In the listing below, locate the lines that hold the string "panel". Copy those lines.

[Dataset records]

** begin **

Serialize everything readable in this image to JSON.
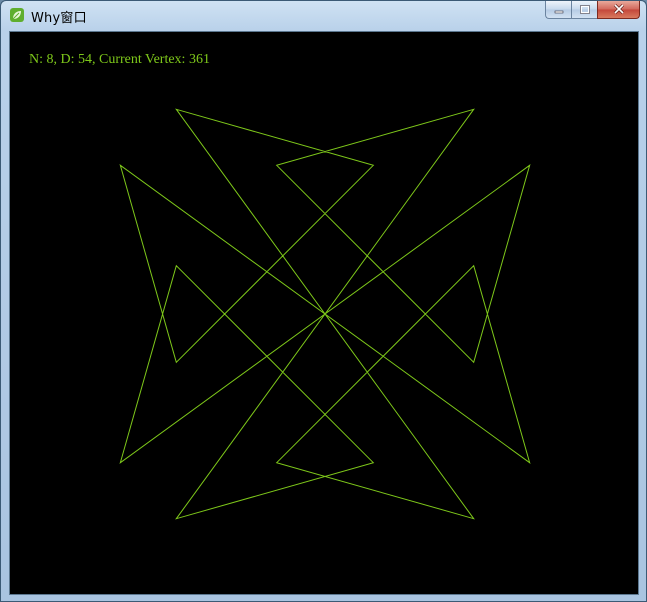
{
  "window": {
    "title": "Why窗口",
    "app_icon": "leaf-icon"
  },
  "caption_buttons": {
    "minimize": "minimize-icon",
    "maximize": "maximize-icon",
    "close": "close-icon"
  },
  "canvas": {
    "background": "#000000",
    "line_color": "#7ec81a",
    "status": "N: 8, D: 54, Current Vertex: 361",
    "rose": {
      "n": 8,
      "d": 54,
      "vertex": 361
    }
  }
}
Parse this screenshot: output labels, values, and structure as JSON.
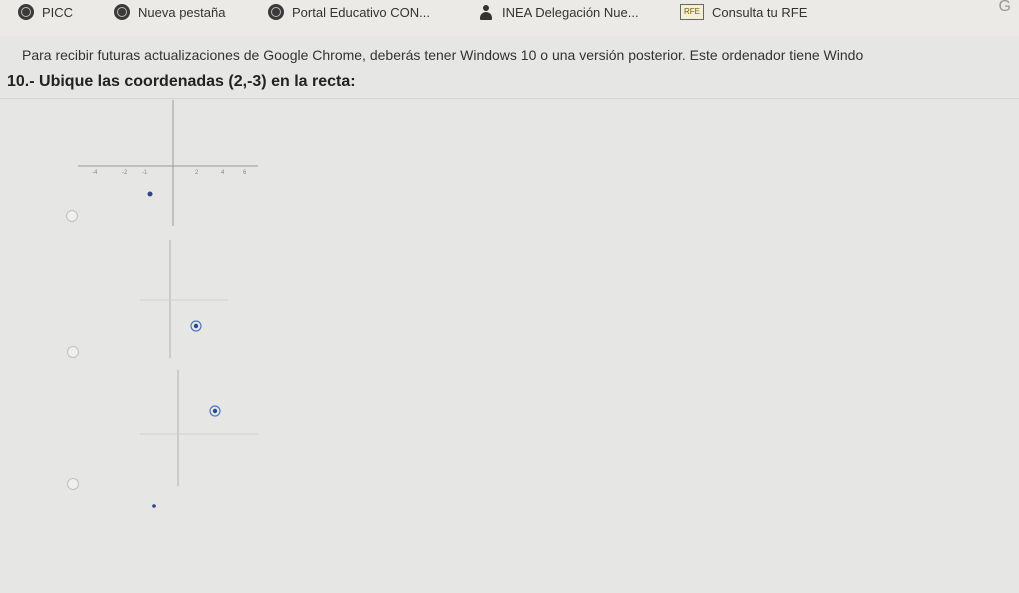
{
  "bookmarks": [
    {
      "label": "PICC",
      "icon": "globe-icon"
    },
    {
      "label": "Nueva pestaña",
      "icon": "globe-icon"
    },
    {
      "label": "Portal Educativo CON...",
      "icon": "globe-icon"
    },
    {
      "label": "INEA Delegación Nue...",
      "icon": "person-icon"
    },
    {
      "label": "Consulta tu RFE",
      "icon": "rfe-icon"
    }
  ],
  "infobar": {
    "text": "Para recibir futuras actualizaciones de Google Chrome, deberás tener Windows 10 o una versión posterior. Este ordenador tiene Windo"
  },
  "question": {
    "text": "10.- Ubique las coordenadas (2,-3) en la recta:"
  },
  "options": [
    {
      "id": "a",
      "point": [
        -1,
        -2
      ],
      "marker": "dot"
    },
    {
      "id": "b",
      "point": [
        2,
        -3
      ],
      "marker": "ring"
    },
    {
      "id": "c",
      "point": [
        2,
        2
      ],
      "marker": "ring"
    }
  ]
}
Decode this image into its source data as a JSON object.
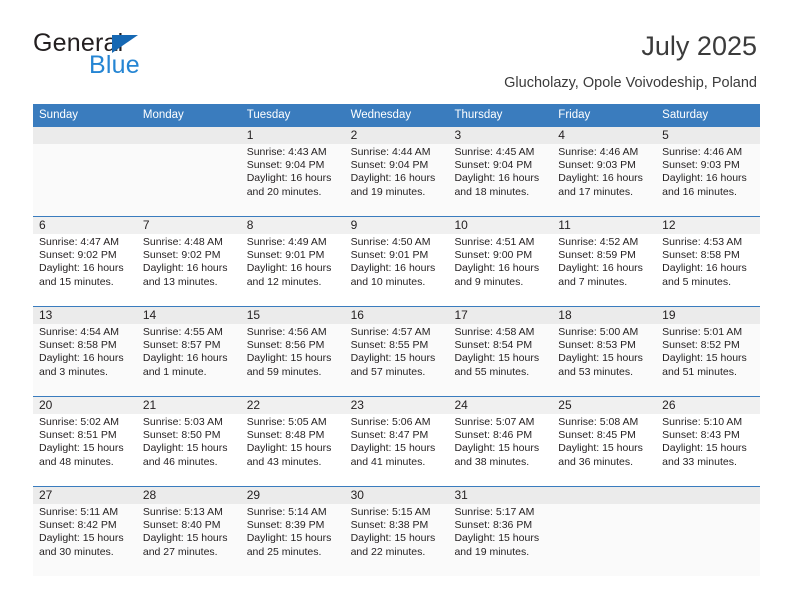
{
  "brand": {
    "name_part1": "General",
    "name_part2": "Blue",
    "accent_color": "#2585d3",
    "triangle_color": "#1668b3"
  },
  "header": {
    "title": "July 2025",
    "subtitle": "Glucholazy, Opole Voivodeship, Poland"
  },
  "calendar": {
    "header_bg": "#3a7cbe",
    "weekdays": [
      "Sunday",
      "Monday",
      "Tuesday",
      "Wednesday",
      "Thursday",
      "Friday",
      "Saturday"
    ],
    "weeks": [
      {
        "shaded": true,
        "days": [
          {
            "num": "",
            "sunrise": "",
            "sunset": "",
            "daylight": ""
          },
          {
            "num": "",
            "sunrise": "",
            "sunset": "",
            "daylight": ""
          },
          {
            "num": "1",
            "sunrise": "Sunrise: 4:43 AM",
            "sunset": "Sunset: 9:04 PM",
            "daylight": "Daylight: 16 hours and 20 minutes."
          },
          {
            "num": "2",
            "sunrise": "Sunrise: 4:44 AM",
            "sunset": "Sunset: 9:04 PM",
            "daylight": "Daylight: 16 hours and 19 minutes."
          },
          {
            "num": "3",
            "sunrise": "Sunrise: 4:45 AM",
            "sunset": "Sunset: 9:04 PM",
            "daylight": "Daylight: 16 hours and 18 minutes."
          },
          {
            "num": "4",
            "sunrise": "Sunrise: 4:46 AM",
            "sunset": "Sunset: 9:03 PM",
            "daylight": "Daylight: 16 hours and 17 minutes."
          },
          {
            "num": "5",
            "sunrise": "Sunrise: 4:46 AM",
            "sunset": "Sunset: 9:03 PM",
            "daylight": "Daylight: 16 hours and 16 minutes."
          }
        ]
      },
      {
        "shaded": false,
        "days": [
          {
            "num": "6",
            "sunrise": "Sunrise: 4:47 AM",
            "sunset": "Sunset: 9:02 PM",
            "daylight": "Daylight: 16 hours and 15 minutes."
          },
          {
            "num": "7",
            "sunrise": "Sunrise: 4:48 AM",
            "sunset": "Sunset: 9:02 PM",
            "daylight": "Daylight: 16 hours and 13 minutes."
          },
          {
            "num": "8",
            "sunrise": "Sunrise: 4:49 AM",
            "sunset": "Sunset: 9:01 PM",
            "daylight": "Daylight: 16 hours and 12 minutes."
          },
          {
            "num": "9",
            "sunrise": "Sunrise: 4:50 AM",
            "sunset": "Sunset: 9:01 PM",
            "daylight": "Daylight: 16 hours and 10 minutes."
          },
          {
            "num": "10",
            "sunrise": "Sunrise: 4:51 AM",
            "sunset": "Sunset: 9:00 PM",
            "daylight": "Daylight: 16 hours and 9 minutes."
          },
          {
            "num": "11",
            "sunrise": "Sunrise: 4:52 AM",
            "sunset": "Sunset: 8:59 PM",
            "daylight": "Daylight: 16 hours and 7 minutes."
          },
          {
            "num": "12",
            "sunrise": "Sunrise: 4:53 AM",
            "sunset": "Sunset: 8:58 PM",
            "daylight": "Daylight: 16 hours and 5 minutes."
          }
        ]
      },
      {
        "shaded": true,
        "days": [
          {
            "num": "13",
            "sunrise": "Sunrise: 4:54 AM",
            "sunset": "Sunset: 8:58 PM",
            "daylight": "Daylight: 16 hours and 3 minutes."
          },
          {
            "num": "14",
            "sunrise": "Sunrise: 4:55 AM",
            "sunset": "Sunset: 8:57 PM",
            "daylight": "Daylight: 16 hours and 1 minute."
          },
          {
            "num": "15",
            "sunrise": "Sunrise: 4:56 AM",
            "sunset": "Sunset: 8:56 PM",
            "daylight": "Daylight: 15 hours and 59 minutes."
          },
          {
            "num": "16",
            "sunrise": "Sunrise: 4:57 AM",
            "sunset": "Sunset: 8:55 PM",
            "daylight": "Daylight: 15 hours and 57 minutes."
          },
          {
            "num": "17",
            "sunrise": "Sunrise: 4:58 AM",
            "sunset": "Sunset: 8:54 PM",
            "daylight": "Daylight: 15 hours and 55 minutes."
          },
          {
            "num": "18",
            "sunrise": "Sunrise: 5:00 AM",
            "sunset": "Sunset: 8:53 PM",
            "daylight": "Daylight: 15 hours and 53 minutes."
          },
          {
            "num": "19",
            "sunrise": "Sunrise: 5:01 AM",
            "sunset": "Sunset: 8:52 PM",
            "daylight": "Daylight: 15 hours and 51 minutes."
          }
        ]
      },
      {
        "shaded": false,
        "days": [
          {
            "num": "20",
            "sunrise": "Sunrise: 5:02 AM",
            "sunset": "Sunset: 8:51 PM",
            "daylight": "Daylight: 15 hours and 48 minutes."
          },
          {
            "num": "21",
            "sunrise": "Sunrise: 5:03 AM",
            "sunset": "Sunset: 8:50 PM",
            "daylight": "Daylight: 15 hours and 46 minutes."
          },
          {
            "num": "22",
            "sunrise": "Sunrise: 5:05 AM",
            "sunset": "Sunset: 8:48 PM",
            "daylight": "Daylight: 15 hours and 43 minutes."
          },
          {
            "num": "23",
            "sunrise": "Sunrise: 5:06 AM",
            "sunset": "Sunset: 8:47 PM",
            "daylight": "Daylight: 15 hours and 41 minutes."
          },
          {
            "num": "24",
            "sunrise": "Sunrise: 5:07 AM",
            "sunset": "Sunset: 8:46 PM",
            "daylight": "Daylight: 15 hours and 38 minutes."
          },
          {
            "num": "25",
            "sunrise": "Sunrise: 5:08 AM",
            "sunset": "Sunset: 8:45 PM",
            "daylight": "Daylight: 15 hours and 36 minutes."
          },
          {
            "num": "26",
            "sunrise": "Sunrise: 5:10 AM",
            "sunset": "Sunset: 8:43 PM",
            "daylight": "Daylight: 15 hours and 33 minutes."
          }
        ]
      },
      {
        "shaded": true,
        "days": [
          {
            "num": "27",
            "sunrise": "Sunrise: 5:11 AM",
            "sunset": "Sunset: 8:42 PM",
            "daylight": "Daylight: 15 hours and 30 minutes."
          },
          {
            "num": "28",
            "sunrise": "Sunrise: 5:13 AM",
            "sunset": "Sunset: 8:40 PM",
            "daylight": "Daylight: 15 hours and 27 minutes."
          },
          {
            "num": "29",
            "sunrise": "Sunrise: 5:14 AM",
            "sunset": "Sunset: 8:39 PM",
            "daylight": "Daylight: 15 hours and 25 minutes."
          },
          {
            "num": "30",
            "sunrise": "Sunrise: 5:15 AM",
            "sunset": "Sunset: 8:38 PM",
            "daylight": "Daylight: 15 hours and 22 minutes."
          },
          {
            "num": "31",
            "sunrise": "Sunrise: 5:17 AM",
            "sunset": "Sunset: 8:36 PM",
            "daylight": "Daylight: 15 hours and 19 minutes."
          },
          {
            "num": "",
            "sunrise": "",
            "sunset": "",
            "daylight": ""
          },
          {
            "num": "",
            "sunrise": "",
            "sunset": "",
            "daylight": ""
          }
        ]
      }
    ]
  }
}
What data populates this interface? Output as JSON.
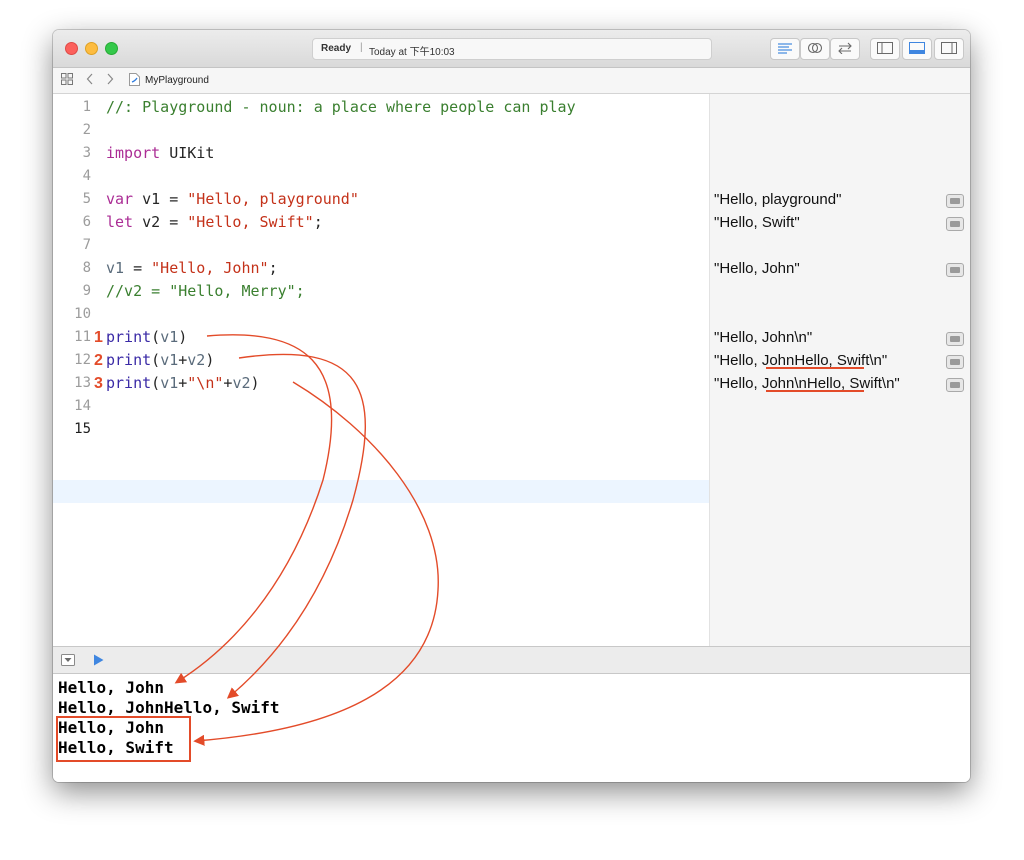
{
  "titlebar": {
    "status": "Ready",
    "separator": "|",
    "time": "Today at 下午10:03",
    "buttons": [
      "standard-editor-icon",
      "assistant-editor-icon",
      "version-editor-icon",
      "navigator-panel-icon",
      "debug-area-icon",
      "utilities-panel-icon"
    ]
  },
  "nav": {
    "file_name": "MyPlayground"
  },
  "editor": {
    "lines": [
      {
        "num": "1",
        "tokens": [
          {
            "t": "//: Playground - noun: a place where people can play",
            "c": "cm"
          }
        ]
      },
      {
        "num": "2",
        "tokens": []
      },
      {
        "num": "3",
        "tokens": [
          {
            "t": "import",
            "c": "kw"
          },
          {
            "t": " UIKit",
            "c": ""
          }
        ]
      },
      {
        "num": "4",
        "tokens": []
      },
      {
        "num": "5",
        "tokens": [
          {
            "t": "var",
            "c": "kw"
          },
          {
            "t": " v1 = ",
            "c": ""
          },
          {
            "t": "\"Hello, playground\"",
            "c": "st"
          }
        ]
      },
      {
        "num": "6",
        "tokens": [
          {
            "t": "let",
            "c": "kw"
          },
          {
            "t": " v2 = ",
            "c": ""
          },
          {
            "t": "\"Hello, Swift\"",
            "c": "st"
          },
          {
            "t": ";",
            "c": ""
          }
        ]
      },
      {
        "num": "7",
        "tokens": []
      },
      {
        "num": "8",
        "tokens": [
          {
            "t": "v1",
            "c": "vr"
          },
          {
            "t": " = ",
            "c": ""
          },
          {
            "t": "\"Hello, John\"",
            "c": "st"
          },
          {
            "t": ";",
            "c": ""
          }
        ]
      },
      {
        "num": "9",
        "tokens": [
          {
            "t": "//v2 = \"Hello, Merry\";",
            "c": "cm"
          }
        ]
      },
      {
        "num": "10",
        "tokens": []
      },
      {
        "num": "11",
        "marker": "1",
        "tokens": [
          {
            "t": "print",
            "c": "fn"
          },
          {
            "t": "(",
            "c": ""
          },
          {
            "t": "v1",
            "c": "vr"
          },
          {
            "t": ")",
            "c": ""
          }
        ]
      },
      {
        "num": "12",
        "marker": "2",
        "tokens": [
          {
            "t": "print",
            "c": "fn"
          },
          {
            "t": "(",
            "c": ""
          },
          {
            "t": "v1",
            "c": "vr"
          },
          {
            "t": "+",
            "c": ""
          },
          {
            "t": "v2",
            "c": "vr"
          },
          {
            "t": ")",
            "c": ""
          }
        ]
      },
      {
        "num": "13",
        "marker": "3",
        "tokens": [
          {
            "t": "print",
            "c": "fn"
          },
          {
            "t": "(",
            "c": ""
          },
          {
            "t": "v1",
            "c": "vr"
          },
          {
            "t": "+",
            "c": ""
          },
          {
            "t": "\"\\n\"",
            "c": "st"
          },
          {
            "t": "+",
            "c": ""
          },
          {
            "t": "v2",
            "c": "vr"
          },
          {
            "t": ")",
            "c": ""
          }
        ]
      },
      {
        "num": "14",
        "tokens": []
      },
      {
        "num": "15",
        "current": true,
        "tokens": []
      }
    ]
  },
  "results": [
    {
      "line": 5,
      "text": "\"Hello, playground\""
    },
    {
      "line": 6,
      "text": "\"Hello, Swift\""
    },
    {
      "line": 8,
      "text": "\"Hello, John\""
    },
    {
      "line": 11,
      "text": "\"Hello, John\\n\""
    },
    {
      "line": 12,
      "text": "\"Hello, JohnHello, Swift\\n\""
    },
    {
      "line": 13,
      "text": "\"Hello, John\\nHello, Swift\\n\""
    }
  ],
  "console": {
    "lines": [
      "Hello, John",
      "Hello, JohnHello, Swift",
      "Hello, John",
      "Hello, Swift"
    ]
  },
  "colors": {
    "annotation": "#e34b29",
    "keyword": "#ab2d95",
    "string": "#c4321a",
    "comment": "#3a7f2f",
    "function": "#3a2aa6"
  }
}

** end **

## Full answer
      "navigator-panel-icon",
      "utilities-panel-icon"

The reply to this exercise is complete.